#### Task data

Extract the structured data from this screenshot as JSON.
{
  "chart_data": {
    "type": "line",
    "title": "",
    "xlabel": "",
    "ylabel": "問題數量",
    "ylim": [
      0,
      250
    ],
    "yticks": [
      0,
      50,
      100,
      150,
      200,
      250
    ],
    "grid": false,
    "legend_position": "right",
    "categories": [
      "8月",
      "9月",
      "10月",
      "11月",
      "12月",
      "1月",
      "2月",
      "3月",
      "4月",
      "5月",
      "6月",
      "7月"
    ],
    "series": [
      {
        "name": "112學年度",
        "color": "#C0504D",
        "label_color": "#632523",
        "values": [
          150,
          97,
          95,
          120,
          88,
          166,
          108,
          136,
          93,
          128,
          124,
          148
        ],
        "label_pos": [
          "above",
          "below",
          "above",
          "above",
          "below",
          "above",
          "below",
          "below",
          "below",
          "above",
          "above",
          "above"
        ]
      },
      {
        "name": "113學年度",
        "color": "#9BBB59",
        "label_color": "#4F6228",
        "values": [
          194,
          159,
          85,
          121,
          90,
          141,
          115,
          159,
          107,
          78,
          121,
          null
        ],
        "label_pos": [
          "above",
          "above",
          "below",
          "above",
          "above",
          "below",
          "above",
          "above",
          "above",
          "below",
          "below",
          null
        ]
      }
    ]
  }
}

########

- **Directions**: Output all of the material, please, exactly as it stands.

- **Result**:
Extract the structured data from this screenshot as JSON.
{
  "chart_data": {
    "type": "line",
    "title": "",
    "xlabel": "",
    "ylabel": "問題數量",
    "ylim": [
      0,
      250
    ],
    "yticks": [
      0,
      50,
      100,
      150,
      200,
      250
    ],
    "grid": false,
    "legend_position": "right",
    "categories": [
      "8月",
      "9月",
      "10月",
      "11月",
      "12月",
      "1月",
      "2月",
      "3月",
      "4月",
      "5月",
      "6月",
      "7月"
    ],
    "series": [
      {
        "name": "112學年度",
        "color": "#C0504D",
        "label_color": "#632523",
        "values": [
          150,
          97,
          95,
          120,
          88,
          166,
          108,
          136,
          93,
          128,
          124,
          148
        ],
        "label_pos": [
          "above",
          "below",
          "above",
          "above",
          "below",
          "above",
          "below",
          "below",
          "below",
          "above",
          "above",
          "above"
        ]
      },
      {
        "name": "113學年度",
        "color": "#9BBB59",
        "label_color": "#4F6228",
        "values": [
          194,
          159,
          85,
          121,
          90,
          141,
          115,
          159,
          107,
          78,
          121,
          null
        ],
        "label_pos": [
          "above",
          "above",
          "below",
          "above",
          "above",
          "below",
          "above",
          "above",
          "above",
          "below",
          "below",
          null
        ]
      }
    ]
  }
}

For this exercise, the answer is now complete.